▸ 本文:
══════════

研究室_蛇足的研究

紹介作品・研究室の倉庫

2013年4月24日

清張作品の書き出し300文字前後で独善的研究!


研究作品 No_054

 【雀一羽


研究発表=No 054

【雀一羽】 〔小説新潮〕 1958年1月号

元禄年間のことである。内藤縫殿忠毘は御書院番士で、五百石を領する旗本であった。性来、木訥で実直である。 (株)文藝春秋『松本清張全集37』●初版1973/02/20より

元禄年間のことである。内藤縫殿忠毘は御書院番士で、五百石を領する旗本であった。性来、木訥で実直である。常から忠勤を励んで、少しくらいの病気では欠勤したことがない。いかにも御役目大事と謹直に出てくる。いつぞや瘧を患った時などは、熱のある赭い顔をして押して出て来て、皆を愕かしたことがあった。組頭はもとより、相番の者にも受けがよかった。営中の虎の間、柳の間、玄関前、中雀門、番所といった受けもちの場所を丹念に見廻りし。少しの懈怠が見えない。のみならず、新参の者には殊のほか親切に世話した。えてして古参の者は新参の輩に意地悪く当たり勝ちであるが、内藤縫殿に限って誠に行き届いた指導をするのである。自然と人々は縫殿を尊敬するようになった。縫殿は人望を蒐め、上からも属目されて次第に加増され、元禄七年の春には石高千二百石、御書院番組頭に挙げられ、布衣(六位)を仰せつけられた。

══════════

▸ 提供資料:

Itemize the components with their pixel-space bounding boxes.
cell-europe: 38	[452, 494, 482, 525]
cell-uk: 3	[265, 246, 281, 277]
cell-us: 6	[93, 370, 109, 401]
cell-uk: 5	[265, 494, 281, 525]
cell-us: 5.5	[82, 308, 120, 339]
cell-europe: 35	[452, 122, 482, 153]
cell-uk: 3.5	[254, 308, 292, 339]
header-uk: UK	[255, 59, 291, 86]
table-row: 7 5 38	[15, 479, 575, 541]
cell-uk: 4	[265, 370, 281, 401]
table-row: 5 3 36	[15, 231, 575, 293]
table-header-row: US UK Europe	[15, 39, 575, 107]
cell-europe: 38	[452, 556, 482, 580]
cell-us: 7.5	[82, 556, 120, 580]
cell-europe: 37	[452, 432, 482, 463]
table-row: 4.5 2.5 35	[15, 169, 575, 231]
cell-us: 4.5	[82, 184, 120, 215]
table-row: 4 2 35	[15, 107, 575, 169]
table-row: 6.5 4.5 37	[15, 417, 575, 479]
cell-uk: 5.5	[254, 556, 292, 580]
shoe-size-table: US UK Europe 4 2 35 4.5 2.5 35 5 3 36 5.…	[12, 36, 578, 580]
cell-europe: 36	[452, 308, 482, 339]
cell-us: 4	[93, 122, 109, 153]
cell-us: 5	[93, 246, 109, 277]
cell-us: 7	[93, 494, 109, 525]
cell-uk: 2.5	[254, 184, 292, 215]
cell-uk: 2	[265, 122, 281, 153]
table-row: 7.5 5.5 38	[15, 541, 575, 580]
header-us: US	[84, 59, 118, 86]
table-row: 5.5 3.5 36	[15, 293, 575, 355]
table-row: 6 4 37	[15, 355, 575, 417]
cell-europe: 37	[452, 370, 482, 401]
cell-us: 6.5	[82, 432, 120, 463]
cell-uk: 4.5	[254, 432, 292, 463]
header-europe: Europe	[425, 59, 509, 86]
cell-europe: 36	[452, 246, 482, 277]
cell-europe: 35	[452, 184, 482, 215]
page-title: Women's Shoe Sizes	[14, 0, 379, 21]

══════════

▸ 練習問題:
#1 本文では、元禄七年の春に内藤縫殿の石高はいくらになったか?
#2 本文のうち、「研究発表=No 054」を含む語句で始まり「衣(六位)を仰せつけられた。」で終わる部分を、「瘧」を「風邪」に変えて書き直してください。

▸ 課題別の解答:
#1 千二百石。

#2
研究発表=No 054

【雀一羽】 〔小説新潮〕 1958年1月号

元禄年間のことである。内藤縫殿忠毘は御書院番士で、五百石を領する旗本であった。性来、木訥で実直である。 (株)文藝春秋『松本清張全集37』●初版1973/02/20より

元禄年間のことである。内藤縫殿忠毘は御書院番士で、五百石を領する旗本であった。性来、木訥で実直である。常から忠勤を励んで、少しくらいの病気では欠勤したことがない。いかにも御役目大事と謹直に出てくる。いつぞや風邪を患った時などは、熱のある赭い顔をして押して出て来て、皆を愕かしたことがあった。組頭はもとより、相番の者にも受けがよかった。営中の虎の間、柳の間、玄関前、中雀門、番所といった受けもちの場所を丹念に見廻りし。少しの懈怠が見えない。のみならず、新参の者には殊のほか親切に世話した。えてして古参の者は新参の輩に意地悪く当たり勝ちであるが、内藤縫殿に限って誠に行き届いた指導をするのである。自然と人々は縫殿を尊敬するようになった。縫殿は人望を蒐め、上からも属目されて次第に加増され、元禄七年の春には石高千二百石、御書院番組頭に挙げられ、布衣(六位)を仰せつけられた。